GIVEN REQUEST:
In the entries below, find every line holding the string "Giton" and collect it.

GIVEN DATA:
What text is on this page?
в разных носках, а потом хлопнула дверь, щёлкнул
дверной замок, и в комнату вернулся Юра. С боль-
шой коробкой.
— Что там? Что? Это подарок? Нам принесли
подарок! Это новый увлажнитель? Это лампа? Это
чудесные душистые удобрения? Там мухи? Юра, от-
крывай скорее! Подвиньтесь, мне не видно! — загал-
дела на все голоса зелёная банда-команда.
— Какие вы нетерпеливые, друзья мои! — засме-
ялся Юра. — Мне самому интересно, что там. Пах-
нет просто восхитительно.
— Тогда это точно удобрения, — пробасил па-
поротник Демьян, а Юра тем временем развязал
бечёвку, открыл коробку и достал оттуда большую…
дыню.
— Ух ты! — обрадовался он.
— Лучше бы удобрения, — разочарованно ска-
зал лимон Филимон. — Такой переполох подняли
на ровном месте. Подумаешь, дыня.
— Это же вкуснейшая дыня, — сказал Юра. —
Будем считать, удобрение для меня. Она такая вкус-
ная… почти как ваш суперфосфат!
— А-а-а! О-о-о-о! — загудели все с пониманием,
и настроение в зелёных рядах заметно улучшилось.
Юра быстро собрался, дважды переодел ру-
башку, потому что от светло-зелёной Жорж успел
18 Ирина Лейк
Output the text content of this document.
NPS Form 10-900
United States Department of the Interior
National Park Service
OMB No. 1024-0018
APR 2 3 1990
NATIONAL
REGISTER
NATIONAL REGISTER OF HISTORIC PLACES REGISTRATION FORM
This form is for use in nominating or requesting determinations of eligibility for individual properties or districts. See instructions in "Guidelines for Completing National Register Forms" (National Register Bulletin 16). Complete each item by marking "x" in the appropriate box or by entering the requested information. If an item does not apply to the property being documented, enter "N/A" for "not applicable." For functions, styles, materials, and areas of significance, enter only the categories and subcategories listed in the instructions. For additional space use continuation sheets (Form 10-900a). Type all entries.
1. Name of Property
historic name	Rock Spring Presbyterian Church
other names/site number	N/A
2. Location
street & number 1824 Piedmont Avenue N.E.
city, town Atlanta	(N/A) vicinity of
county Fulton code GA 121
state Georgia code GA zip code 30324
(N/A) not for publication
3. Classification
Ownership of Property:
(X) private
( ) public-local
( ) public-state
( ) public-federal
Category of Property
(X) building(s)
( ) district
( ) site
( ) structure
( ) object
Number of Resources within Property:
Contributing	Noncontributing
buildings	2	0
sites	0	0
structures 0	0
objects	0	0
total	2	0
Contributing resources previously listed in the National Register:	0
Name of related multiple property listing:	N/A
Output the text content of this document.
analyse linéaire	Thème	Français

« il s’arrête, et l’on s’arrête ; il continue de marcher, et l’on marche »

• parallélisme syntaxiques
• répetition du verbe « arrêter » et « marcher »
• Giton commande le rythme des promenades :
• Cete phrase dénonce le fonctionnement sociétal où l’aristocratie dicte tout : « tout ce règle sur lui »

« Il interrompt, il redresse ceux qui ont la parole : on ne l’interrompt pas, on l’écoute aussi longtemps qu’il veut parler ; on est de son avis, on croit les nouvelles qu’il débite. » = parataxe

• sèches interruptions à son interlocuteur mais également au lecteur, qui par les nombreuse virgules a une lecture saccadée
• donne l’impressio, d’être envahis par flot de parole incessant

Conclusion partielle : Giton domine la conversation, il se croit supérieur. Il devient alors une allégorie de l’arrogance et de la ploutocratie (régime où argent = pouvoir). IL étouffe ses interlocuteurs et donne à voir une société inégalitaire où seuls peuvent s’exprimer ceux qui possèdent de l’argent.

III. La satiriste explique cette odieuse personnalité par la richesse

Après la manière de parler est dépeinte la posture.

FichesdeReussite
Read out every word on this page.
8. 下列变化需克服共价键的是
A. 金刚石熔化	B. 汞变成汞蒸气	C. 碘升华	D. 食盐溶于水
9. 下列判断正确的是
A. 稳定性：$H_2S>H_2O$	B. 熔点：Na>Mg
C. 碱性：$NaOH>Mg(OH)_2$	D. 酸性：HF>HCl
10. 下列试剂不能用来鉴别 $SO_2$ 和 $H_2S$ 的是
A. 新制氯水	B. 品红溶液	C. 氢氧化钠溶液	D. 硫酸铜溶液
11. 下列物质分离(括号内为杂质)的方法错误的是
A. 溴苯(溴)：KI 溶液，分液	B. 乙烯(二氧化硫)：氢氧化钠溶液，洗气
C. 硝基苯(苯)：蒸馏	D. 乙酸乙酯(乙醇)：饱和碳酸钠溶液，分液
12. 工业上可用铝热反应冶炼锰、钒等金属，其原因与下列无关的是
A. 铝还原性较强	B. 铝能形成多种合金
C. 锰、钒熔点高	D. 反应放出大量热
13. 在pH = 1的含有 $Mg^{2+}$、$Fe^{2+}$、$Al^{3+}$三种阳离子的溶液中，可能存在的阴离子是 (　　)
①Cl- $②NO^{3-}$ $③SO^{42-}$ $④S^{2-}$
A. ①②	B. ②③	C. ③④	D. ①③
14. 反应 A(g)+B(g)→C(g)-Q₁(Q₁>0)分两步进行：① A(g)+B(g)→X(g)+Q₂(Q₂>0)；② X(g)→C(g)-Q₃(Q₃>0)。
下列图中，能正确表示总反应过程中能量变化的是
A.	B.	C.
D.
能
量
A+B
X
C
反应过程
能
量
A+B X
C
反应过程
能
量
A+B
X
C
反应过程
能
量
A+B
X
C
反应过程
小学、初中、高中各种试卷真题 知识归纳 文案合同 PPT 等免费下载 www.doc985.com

SOLUTION TO THE EXERCISE:
• Giton commande le rythme des promenades :
Conclusion partielle : Giton domine la conversation, il se croit supérieur. Il devient alors une allégorie de l’arrogance et de la ploutocratie (régime où argent = pouvoir). IL étouffe ses interlocuteurs et donne à voir une société inégalitaire où seuls peuvent s’exprimer ceux qui possèdent de l’argent.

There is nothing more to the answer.